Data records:
* BEGIN *

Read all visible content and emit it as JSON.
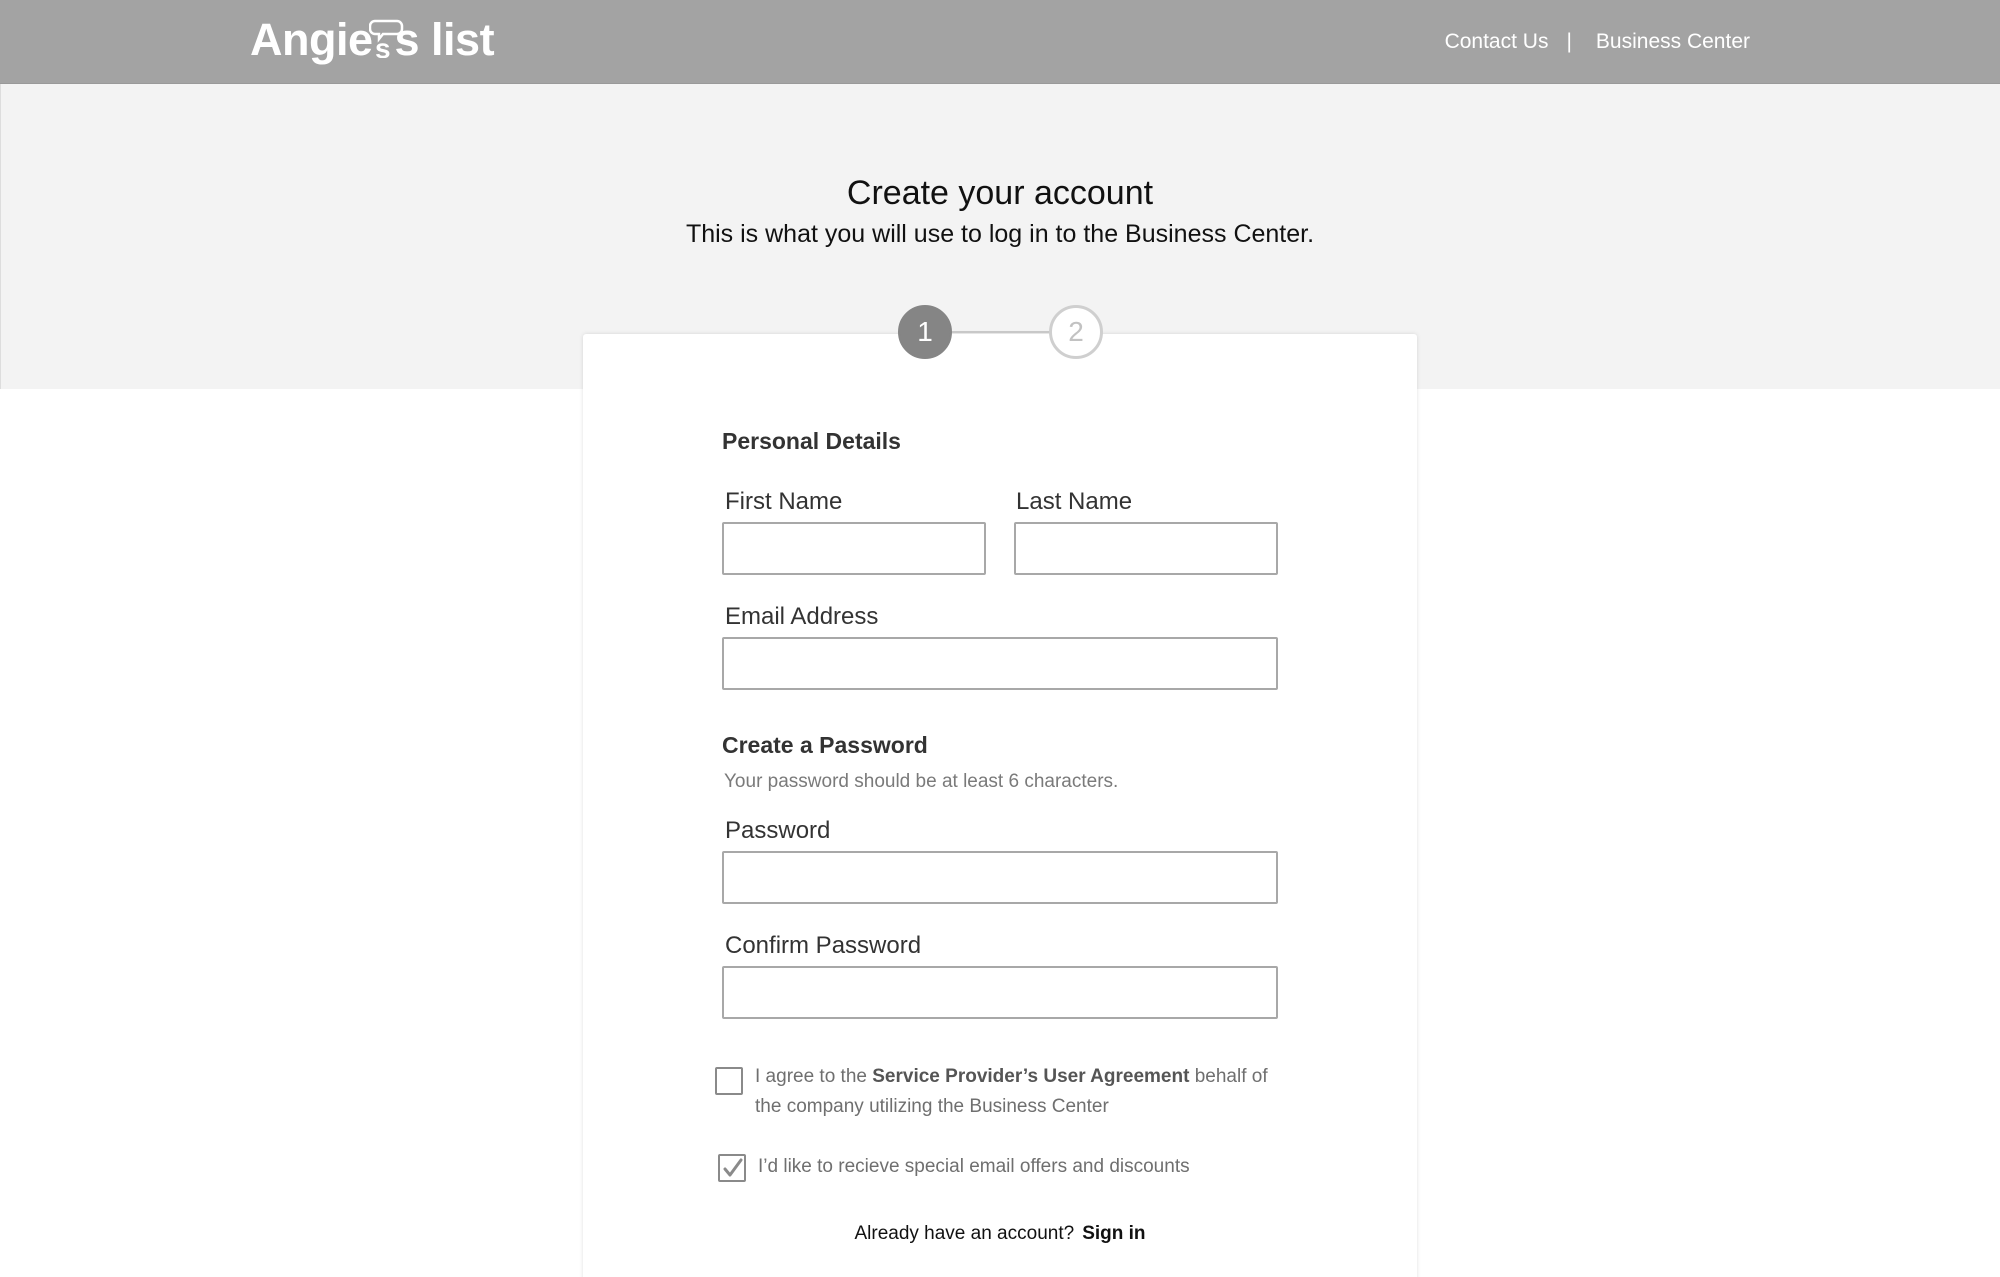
{
  "header": {
    "logo_text": "Angies list",
    "nav": {
      "contact": "Contact Us",
      "separator": "|",
      "business_center": "Business Center"
    }
  },
  "hero": {
    "title": "Create your account",
    "subtitle": "This is what you will use to log in to the Business Center."
  },
  "stepper": {
    "step1": "1",
    "step2": "2",
    "current_step": 1
  },
  "form": {
    "personal_details_title": "Personal Details",
    "first_name_label": "First Name",
    "first_name_value": "",
    "last_name_label": "Last Name",
    "last_name_value": "",
    "email_label": "Email Address",
    "email_value": "",
    "password_section_title": "Create a Password",
    "password_hint": "Your password should be at least 6 characters.",
    "password_label": "Password",
    "password_value": "",
    "confirm_password_label": "Confirm Password",
    "confirm_password_value": "",
    "agreement": {
      "prefix": "I agree to the ",
      "link": "Service Provider’s User Agreement",
      "suffix_line1": " behalf of",
      "line2": "the company utilizing the Business Center",
      "checked": false
    },
    "offers": {
      "label": "I’d like to recieve special email offers and discounts",
      "checked": true
    },
    "signin": {
      "prompt": "Already have an account?",
      "link": "Sign in"
    }
  },
  "colors": {
    "header_bg": "#a3a3a3",
    "hero_bg": "#f3f3f3",
    "step_active": "#858585",
    "step_inactive": "#cfcfcf"
  }
}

* END *

■ Set problem: Respond with the number of lines containing "Center" and no additional words.

■ Output for this exercise: 3